─── Material provided

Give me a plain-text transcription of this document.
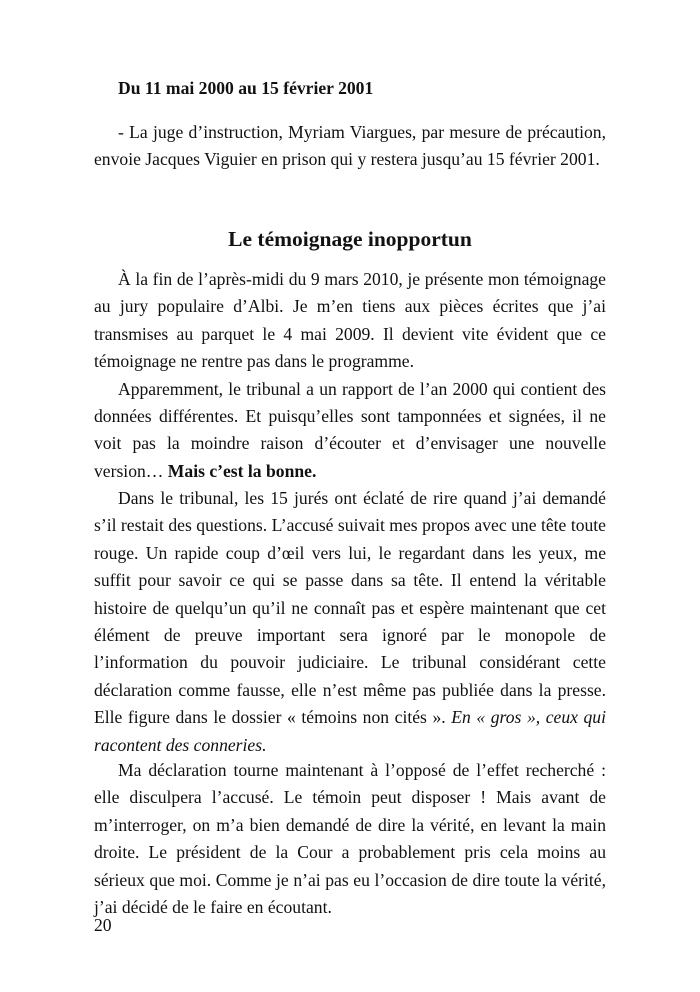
Du 11 mai 2000 au 15 février 2001

- La juge d’instruction, Myriam Viargues, par mesure de précaution, envoie Jacques Viguier en prison qui y restera jusqu’au 15 février 2001.

Le témoignage inopportun

À la fin de l’après-midi du 9 mars 2010, je présente mon témoignage au jury populaire d’Albi. Je m’en tiens aux pièces écrites que j’ai transmises au parquet le 4 mai 2009. Il devient vite évident que ce témoignage ne rentre pas dans le programme.

Apparemment, le tribunal a un rapport de l’an 2000 qui contient des données différentes. Et puisqu’elles sont tamponnées et signées, il ne voit pas la moindre raison d’écouter et d’envisager une nouvelle version… Mais c’est la bonne.

Dans le tribunal, les 15 jurés ont éclaté de rire quand j’ai demandé s’il restait des questions. L’accusé suivait mes propos avec une tête toute rouge. Un rapide coup d’œil vers lui, le regardant dans les yeux, me suffit pour savoir ce qui se passe dans sa tête. Il entend la véritable histoire de quelqu’un qu’il ne connaît pas et espère maintenant que cet élément de preuve important sera ignoré par le monopole de l’information du pouvoir judiciaire. Le tribunal considérant cette déclaration comme fausse, elle n’est même pas publiée dans la presse. Elle figure dans le dossier « témoins non cités ». En « gros », ceux qui racontent des conneries.

Ma déclaration tourne maintenant à l’opposé de l’effet recherché : elle disculpera l’accusé. Le témoin peut disposer ! Mais avant de m’interroger, on m’a bien demandé de dire la vérité, en levant la main droite. Le président de la Cour a probablement pris cela moins au sérieux que moi. Comme je n’ai pas eu l’occasion de dire toute la vérité, j’ai décidé de le faire en écoutant.

20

──────

**Prompt:**
Track down every line holding the string "février" and copy it.

**Complete output:**
Du 11 mai 2000 au 15 février 2001
- La juge d’instruction, Myriam Viargues, par mesure de précaution, envoie Jacques Viguier en prison qui y restera jusqu’au 15 février 2001.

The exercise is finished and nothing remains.